SHORT PROBLEM |
Repeat every record below exactly, but leave out any pictures.

THE DATA |
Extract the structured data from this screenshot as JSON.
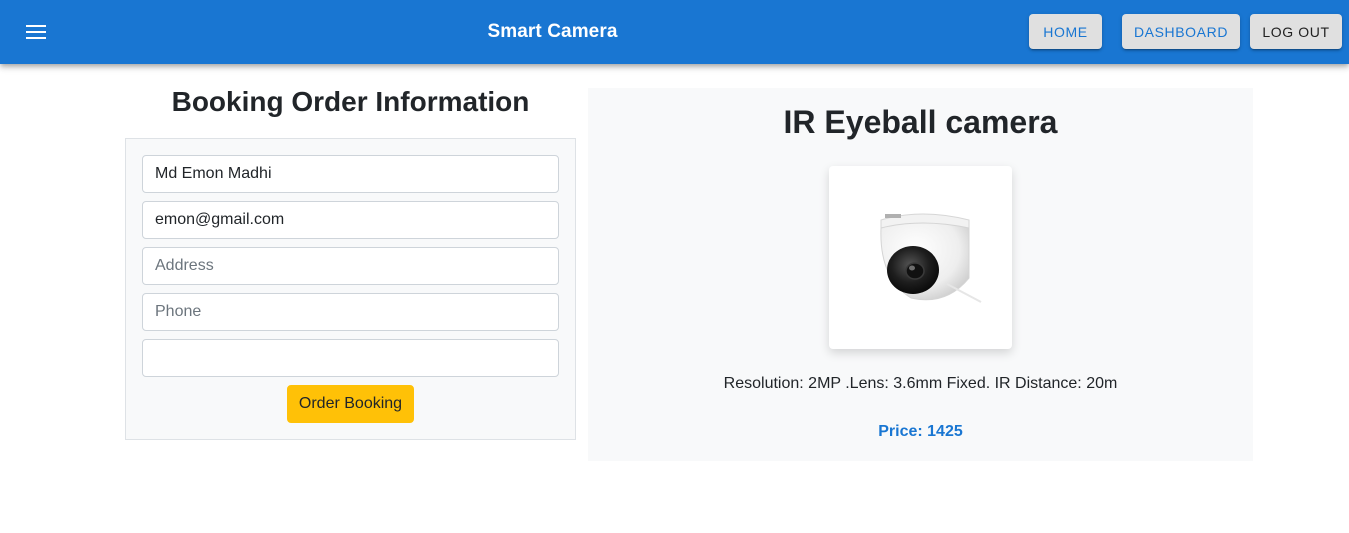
{
  "appbar": {
    "title": "Smart Camera",
    "nav": {
      "home": "HOME",
      "dashboard": "DASHBOARD",
      "logout": "LOG OUT"
    },
    "background": "#1976d2"
  },
  "booking": {
    "heading": "Booking Order Information",
    "name_value": "Md Emon Madhi",
    "email_value": "emon@gmail.com",
    "address_placeholder": "Address",
    "phone_placeholder": "Phone",
    "extra_value": "",
    "submit_label": "Order Booking",
    "submit_color": "#ffc107"
  },
  "product": {
    "name": "IR Eyeball camera",
    "description": "Resolution: 2MP .Lens: 3.6mm Fixed. IR Distance: 20m",
    "price_text": "Price: 1425",
    "price_color": "#1976d2"
  }
}
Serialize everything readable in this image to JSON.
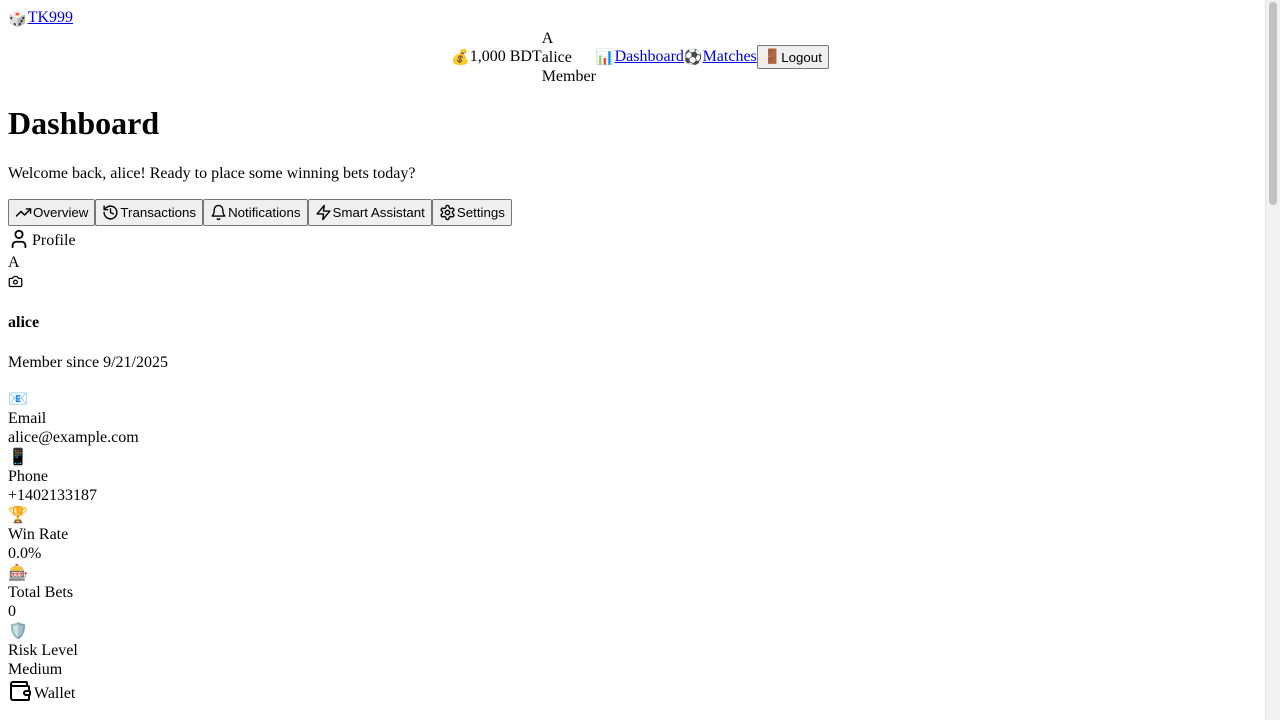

REPLY TO THE TASK |
Extract the structured data from this screenshot as JSON.
{
  "appbar": {
    "title": "Smart Camera",
    "nav": {
      "home": "HOME",
      "dashboard": "DASHBOARD",
      "logout": "LOG OUT"
    },
    "background": "#1976d2"
  },
  "booking": {
    "heading": "Booking Order Information",
    "name_value": "Md Emon Madhi",
    "email_value": "emon@gmail.com",
    "address_placeholder": "Address",
    "phone_placeholder": "Phone",
    "extra_value": "",
    "submit_label": "Order Booking",
    "submit_color": "#ffc107"
  },
  "product": {
    "name": "IR Eyeball camera",
    "description": "Resolution: 2MP .Lens: 3.6mm Fixed. IR Distance: 20m",
    "price_text": "Price: 1425",
    "price_color": "#1976d2"
  }
}
Serialize everything readable in this image to JSON.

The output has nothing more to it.